**Problem requirements**
Of all the lines here, how many include the string "Intervals"? Answer with the number only.

· · · · ·

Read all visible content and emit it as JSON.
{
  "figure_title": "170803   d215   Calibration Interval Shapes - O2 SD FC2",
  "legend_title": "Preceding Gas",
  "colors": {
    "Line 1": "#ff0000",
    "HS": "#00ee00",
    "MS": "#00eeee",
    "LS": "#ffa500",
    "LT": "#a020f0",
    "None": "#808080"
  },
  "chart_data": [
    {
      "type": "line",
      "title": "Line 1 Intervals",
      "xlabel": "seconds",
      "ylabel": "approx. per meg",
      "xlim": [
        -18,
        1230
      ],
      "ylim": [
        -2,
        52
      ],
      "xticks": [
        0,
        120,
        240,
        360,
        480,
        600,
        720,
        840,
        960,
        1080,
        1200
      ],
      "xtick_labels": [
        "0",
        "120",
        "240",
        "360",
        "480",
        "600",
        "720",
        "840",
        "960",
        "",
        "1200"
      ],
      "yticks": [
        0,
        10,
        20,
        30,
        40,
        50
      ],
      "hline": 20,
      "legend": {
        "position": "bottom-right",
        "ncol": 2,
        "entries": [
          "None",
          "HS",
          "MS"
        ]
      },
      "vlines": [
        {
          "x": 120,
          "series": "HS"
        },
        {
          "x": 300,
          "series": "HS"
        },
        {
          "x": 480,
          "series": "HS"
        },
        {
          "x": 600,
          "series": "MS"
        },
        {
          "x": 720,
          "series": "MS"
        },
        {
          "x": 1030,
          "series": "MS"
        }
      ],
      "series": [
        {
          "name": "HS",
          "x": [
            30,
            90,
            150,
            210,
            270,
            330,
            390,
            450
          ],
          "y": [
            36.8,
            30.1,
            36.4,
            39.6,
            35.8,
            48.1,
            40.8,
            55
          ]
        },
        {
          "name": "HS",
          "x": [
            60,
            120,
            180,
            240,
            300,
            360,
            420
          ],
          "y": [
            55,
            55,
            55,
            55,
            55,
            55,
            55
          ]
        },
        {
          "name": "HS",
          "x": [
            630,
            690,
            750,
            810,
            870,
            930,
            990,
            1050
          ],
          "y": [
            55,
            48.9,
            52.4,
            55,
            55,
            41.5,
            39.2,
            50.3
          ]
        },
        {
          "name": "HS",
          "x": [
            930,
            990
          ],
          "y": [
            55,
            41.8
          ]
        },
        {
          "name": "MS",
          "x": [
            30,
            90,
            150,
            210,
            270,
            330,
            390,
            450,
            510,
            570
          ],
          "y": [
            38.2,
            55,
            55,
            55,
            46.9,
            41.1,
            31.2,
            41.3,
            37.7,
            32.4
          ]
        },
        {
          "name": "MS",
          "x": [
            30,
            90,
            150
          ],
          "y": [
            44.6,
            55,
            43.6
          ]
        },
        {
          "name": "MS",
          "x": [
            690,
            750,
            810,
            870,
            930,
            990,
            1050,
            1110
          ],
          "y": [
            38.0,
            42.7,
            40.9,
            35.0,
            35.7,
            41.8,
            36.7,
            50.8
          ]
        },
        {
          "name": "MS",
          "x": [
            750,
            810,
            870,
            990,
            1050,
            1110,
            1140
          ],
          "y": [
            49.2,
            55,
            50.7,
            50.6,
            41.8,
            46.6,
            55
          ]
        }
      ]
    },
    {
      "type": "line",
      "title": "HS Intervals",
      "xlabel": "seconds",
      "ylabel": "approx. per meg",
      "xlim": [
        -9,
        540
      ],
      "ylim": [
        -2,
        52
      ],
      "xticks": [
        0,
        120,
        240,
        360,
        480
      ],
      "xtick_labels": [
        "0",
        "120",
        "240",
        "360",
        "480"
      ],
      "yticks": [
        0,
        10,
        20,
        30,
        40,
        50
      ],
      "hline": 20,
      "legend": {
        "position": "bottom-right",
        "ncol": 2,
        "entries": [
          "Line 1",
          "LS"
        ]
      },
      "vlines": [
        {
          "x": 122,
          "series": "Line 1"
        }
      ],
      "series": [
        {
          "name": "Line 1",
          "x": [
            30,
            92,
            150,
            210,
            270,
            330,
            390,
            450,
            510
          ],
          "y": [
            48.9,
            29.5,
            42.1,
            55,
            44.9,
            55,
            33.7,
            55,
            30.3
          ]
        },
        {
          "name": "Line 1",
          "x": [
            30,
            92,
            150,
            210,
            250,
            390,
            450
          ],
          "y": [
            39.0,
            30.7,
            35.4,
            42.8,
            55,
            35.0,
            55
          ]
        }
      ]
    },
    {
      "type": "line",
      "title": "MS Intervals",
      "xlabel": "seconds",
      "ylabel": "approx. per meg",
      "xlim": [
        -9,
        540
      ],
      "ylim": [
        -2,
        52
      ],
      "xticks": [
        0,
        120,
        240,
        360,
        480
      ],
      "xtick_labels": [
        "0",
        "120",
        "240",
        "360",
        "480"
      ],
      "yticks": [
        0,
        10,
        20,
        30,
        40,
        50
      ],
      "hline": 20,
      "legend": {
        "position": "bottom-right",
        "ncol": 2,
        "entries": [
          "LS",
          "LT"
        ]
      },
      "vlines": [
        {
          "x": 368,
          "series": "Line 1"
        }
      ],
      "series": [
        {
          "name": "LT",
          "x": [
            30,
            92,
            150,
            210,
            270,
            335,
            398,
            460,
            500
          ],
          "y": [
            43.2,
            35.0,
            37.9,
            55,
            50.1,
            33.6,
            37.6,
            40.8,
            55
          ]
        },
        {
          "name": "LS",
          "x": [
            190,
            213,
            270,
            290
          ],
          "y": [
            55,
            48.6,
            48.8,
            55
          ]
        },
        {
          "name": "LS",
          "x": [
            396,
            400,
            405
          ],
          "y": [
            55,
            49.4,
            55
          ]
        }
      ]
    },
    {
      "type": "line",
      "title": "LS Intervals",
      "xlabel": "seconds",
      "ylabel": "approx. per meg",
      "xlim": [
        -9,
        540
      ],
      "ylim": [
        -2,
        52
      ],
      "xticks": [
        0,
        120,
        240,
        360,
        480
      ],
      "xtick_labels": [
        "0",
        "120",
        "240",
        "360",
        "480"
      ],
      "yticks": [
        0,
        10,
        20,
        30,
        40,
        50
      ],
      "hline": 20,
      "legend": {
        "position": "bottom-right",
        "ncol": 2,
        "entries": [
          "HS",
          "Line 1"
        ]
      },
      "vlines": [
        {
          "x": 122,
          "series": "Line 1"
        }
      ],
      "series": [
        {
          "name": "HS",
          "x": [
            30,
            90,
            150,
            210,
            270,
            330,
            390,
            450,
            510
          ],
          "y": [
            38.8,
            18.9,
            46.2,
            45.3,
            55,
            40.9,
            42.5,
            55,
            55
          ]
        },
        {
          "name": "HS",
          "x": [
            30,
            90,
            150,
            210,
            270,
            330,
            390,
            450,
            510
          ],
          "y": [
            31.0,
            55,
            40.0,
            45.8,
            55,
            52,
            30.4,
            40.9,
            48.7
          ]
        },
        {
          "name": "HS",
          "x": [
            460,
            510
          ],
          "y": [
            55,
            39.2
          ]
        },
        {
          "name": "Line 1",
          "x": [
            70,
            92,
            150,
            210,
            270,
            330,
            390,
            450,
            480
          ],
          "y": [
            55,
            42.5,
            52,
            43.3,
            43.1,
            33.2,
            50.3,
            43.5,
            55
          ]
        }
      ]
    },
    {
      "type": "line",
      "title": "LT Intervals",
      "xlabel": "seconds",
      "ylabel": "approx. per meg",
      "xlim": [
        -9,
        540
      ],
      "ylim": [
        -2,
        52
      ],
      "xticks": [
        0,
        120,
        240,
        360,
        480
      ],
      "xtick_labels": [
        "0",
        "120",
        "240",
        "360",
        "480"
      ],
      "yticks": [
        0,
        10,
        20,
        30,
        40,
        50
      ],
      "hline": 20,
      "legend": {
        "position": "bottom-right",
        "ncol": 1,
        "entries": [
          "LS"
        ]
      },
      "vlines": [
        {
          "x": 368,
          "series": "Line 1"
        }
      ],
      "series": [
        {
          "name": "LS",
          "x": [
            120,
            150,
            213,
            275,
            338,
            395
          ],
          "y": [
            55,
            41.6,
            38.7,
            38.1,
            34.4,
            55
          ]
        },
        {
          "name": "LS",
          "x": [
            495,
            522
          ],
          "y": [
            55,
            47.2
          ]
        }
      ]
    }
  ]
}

· · · · ·

**Complete answer**
5